-------- Records

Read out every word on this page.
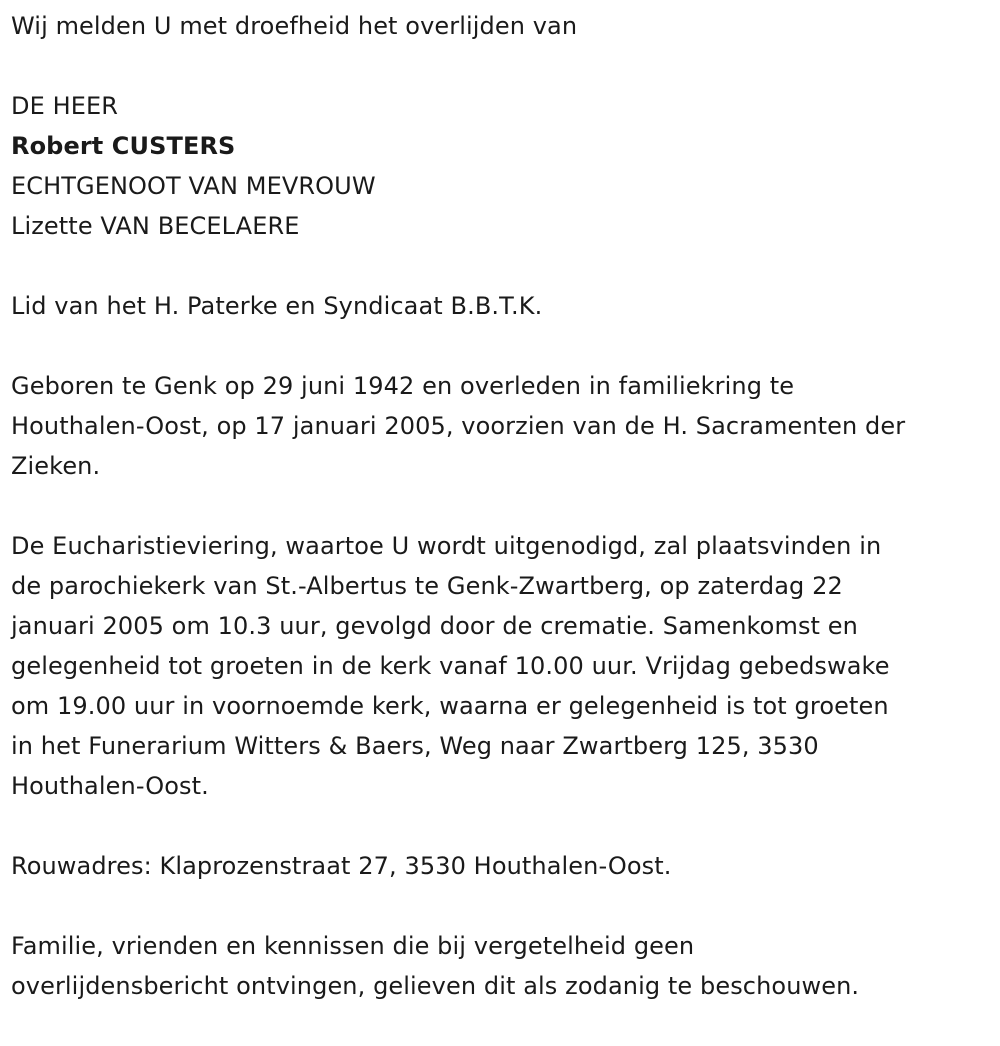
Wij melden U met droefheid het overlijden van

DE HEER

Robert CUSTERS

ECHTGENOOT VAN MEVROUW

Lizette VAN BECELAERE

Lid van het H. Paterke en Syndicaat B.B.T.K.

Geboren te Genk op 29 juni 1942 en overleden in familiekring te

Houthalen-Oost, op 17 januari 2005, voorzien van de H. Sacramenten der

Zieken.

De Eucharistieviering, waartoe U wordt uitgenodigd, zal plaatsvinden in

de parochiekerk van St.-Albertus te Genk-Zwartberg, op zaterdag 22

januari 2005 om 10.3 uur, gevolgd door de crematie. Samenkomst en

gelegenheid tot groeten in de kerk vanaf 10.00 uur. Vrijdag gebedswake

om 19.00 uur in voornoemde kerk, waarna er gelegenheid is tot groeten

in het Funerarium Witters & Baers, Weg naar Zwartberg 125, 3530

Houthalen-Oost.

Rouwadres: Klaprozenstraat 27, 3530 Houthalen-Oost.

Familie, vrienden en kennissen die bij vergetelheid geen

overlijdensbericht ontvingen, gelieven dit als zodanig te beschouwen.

----------------
-------- Records

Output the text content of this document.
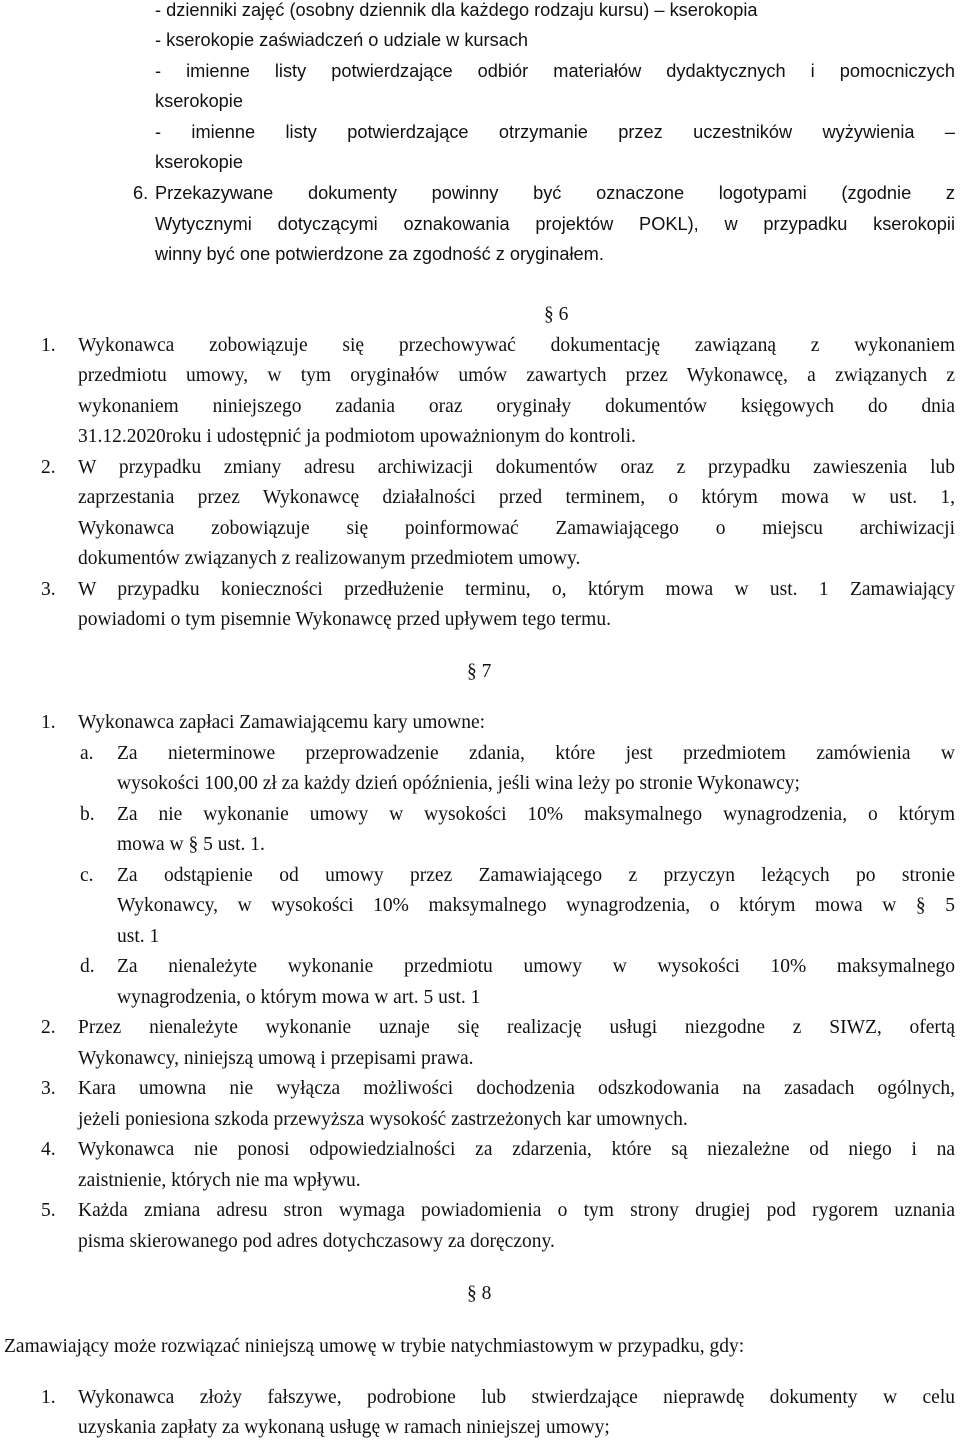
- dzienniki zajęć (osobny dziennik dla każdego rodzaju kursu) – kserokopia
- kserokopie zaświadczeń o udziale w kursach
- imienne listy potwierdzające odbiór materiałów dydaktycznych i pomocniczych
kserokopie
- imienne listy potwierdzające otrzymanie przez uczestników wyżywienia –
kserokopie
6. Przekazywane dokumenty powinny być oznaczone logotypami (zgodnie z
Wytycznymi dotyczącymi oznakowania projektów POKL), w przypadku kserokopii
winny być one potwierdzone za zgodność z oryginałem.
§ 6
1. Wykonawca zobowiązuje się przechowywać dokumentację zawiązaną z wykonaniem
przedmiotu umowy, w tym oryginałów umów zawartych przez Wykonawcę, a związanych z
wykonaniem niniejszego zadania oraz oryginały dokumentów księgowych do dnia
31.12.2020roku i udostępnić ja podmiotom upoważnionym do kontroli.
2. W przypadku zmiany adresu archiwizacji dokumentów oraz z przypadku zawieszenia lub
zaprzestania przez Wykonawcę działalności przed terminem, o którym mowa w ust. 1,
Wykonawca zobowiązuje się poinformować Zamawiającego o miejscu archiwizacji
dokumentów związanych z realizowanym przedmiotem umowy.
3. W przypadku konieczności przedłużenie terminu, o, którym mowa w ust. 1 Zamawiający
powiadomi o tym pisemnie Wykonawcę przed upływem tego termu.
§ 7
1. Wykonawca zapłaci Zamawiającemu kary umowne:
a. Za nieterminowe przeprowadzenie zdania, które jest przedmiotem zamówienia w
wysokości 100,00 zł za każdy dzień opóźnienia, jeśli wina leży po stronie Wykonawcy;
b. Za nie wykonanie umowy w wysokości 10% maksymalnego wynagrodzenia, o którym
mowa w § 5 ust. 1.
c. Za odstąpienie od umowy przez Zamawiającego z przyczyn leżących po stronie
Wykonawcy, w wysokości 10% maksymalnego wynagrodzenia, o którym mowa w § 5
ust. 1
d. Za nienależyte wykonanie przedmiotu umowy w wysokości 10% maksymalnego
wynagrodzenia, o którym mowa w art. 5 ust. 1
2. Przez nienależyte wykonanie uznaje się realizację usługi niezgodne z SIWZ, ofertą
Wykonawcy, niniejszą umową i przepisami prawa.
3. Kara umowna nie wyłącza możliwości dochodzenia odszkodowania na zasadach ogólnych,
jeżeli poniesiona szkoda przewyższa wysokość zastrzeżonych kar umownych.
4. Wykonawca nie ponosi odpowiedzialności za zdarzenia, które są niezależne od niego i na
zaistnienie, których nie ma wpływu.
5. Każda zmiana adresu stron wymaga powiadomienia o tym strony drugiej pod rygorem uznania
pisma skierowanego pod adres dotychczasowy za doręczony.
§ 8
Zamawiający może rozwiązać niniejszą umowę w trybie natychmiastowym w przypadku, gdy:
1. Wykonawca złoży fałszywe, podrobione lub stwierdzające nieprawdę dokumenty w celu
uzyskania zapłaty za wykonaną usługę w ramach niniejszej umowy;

----------------

- Written exercise -
Which lines include "oraz"? Copy each of them out.

- Task answer -
wykonaniem niniejszego zadania oraz oryginały dokumentów księgowych do dnia
2. W przypadku zmiany adresu archiwizacji dokumentów oraz z przypadku zawieszenia lub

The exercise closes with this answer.